— Begin Given records —
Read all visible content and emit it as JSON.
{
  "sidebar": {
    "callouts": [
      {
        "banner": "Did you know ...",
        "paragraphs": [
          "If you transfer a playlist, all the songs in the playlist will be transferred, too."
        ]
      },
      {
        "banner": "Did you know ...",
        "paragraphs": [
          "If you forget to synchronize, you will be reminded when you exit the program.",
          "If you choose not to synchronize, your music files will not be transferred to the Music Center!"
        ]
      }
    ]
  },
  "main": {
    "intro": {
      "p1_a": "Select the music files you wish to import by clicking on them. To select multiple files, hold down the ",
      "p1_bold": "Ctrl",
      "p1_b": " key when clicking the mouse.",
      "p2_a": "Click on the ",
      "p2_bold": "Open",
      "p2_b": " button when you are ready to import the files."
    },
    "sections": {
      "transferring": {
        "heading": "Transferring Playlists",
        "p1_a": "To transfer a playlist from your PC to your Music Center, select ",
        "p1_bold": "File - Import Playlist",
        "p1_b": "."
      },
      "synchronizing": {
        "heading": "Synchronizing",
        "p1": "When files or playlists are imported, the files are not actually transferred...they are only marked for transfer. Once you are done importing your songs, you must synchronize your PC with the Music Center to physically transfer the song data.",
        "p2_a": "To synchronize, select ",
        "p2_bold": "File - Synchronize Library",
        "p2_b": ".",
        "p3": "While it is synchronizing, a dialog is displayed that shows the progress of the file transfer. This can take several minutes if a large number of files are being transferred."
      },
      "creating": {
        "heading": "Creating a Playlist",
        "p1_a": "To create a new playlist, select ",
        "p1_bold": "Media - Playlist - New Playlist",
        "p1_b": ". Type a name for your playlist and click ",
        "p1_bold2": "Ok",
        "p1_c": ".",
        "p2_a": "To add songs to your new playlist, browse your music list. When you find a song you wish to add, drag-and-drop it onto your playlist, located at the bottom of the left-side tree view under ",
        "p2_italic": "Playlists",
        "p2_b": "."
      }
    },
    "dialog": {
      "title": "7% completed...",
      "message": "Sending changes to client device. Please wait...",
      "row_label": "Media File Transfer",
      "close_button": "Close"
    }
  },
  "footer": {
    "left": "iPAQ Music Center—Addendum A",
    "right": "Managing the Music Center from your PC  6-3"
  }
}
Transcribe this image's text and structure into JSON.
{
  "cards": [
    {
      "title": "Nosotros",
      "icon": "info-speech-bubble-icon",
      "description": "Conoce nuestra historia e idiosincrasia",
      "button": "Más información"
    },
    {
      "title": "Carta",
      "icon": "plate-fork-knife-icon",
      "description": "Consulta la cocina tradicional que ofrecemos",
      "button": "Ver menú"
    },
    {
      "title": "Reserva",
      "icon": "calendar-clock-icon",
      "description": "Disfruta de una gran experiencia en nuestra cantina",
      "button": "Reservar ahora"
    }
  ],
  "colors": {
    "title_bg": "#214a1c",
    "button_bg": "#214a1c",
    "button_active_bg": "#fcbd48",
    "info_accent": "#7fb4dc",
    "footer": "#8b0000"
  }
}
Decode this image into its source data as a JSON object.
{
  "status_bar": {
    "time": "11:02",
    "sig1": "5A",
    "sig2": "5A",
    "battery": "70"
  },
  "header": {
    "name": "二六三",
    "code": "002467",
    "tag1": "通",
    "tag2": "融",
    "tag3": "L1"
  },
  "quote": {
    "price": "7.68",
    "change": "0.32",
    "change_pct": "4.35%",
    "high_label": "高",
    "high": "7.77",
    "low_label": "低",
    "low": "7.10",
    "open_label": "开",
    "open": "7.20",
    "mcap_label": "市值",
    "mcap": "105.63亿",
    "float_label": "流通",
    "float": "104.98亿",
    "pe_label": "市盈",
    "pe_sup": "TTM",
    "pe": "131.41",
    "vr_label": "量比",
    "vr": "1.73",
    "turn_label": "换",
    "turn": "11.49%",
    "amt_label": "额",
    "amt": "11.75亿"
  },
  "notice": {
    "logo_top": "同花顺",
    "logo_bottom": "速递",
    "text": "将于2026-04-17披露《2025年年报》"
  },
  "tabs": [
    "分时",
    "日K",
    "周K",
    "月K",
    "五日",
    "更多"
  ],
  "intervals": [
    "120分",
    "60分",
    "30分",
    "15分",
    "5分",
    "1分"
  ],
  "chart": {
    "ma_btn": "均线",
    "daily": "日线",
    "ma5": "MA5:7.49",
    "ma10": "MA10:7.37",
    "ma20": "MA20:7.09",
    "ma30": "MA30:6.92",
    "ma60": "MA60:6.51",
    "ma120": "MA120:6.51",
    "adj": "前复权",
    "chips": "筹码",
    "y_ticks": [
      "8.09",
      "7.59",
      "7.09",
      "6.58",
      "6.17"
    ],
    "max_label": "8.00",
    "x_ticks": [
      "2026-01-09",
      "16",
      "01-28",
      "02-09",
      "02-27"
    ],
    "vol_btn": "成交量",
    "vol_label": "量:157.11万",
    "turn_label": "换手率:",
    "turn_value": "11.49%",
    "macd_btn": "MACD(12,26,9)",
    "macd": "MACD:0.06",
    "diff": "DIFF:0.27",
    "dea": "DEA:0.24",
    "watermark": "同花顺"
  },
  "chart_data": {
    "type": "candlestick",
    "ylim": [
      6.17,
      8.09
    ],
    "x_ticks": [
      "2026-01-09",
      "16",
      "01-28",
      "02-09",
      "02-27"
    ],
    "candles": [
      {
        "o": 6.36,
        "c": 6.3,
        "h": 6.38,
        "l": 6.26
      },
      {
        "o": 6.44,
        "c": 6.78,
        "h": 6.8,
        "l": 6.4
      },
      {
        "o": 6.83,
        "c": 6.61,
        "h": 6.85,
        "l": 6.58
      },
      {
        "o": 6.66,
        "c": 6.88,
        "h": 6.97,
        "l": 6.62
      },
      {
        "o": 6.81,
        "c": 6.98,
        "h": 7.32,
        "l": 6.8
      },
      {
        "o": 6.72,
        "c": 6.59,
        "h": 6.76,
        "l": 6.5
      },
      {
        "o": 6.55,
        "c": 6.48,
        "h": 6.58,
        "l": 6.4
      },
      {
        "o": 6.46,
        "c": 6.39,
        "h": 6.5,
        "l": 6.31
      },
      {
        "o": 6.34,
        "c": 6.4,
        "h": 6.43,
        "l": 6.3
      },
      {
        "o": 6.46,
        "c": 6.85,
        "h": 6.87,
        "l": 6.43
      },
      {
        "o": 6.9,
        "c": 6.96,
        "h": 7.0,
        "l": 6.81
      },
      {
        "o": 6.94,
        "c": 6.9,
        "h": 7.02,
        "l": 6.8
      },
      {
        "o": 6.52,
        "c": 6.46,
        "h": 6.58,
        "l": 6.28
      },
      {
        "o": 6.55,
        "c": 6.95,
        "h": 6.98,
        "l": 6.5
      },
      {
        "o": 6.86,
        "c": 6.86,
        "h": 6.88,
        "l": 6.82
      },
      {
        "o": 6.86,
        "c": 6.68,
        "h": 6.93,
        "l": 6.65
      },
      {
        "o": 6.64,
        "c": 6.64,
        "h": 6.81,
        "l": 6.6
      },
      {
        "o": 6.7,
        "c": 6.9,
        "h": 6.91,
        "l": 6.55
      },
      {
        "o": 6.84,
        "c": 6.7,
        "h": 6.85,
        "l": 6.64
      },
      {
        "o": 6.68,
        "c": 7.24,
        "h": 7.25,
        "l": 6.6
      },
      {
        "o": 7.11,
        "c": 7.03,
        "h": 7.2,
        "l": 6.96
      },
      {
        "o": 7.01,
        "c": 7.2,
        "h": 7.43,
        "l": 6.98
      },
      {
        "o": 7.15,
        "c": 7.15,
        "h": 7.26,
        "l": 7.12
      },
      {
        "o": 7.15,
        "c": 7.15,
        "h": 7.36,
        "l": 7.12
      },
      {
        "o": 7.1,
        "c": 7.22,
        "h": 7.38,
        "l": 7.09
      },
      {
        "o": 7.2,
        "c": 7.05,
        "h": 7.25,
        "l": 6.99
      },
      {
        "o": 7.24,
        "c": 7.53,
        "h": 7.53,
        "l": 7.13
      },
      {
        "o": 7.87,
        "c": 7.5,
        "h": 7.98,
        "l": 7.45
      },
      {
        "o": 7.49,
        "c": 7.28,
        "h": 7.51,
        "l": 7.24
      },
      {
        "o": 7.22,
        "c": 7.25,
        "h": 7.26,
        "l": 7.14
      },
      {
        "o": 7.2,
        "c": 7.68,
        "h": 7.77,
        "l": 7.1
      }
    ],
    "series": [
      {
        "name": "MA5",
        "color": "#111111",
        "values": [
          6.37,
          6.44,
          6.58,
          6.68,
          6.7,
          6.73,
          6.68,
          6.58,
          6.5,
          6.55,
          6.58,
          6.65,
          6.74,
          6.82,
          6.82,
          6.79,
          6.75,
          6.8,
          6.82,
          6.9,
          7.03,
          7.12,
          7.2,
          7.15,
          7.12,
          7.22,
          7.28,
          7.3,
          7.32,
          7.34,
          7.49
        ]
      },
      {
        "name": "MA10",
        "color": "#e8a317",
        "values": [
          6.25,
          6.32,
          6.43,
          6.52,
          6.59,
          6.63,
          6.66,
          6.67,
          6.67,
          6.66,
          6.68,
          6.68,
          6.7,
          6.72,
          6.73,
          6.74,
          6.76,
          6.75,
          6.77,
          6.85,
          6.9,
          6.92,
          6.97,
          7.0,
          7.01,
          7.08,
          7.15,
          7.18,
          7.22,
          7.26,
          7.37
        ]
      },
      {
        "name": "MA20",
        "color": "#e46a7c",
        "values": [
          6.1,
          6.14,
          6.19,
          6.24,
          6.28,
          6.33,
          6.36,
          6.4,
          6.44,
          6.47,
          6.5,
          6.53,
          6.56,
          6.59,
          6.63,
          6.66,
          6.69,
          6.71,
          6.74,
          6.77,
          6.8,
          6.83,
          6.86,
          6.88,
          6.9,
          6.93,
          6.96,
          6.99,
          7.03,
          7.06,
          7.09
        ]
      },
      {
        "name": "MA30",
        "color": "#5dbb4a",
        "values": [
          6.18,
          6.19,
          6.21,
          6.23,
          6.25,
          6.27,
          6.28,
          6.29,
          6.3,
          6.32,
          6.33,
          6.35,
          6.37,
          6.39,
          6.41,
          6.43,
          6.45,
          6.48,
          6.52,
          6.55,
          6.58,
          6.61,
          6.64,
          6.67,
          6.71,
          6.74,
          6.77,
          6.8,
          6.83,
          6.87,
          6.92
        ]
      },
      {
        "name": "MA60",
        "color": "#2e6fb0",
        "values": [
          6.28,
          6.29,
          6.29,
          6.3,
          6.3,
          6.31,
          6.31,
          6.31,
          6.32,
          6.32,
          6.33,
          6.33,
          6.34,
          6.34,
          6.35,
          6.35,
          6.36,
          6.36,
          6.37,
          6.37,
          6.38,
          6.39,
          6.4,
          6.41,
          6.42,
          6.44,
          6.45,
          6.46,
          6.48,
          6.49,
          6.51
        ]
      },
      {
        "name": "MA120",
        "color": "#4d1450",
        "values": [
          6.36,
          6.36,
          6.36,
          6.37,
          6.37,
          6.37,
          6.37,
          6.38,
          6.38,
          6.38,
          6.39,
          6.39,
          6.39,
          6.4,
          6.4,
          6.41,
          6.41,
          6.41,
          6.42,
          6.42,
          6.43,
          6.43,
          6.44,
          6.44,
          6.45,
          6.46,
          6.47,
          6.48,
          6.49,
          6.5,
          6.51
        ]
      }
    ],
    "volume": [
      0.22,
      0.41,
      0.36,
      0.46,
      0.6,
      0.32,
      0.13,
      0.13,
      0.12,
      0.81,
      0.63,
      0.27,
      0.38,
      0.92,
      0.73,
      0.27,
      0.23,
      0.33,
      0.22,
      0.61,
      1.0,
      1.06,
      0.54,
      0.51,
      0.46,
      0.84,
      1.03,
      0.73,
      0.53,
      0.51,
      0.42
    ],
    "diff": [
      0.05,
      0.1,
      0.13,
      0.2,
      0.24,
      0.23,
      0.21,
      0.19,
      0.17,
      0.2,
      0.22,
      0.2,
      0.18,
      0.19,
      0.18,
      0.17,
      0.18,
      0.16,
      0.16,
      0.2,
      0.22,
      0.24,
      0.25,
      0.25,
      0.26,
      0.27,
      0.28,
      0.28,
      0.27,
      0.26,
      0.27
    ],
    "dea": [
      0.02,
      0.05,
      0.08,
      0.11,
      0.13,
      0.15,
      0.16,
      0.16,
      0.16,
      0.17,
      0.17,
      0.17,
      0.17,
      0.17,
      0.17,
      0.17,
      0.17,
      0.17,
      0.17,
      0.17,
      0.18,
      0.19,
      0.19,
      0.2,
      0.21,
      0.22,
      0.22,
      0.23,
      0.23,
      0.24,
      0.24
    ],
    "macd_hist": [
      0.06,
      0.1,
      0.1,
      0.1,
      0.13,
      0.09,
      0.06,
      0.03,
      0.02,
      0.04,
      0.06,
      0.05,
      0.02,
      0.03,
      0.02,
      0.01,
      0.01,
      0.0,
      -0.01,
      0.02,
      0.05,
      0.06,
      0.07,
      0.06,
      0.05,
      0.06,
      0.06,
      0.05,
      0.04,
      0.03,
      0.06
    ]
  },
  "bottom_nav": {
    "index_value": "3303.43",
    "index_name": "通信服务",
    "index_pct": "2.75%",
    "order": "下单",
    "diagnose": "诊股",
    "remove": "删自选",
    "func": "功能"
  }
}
— End Given records —
# Task objective:
Looking at the material above, count the lines that hold "files" and give the total alone.

# Reply to the task:
5